= REQUEST =
Look for the string "date" in every line, and copy each line that has it.

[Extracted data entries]
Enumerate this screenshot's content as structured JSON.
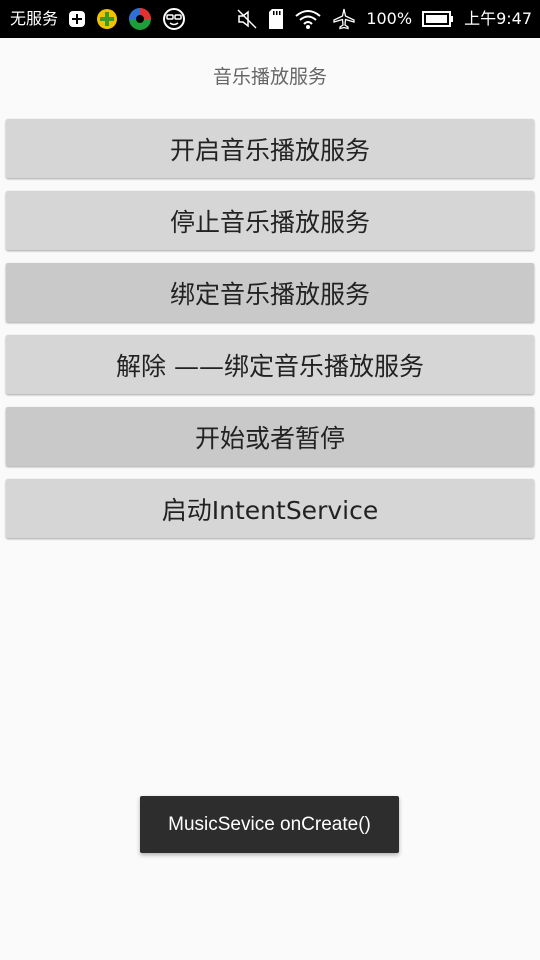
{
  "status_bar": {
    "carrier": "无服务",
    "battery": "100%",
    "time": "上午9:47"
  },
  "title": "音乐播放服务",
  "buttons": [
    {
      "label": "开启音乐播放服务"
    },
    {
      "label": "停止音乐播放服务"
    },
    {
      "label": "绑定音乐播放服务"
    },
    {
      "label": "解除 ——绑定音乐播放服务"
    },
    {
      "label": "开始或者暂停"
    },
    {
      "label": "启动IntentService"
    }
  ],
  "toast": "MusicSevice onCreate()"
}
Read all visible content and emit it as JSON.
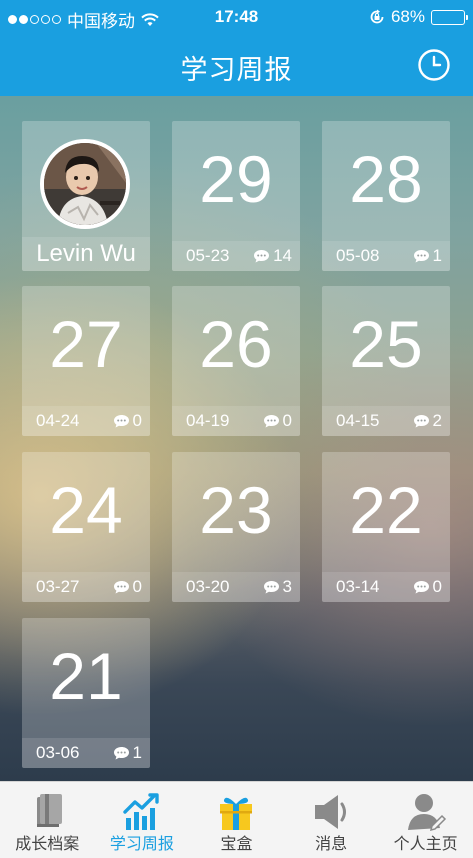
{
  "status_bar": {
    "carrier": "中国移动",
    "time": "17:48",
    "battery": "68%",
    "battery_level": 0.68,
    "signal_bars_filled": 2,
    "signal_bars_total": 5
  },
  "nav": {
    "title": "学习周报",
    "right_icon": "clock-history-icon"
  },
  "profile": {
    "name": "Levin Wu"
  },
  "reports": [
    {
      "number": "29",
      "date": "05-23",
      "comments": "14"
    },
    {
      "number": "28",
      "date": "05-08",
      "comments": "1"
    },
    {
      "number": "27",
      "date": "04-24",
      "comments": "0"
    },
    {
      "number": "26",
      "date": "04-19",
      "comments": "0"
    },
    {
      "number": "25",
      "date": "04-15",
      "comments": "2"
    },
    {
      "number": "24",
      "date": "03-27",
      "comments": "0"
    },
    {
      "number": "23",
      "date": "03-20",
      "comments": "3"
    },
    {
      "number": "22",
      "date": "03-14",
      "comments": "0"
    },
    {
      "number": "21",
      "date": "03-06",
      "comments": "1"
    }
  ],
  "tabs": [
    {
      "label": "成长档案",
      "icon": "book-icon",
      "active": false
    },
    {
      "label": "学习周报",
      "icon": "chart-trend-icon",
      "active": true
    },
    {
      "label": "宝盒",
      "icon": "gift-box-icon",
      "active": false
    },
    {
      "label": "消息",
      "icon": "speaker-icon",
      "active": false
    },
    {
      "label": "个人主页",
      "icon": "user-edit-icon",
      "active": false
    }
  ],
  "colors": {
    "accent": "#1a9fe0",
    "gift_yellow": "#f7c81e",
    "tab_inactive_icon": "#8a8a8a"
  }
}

= SOLUTION FOR THIS TASK =
      "date": "05-23",
      "date": "05-08",
      "date": "04-24",
      "date": "04-19",
      "date": "04-15",
      "date": "03-27",
      "date": "03-20",
      "date": "03-14",
      "date": "03-06",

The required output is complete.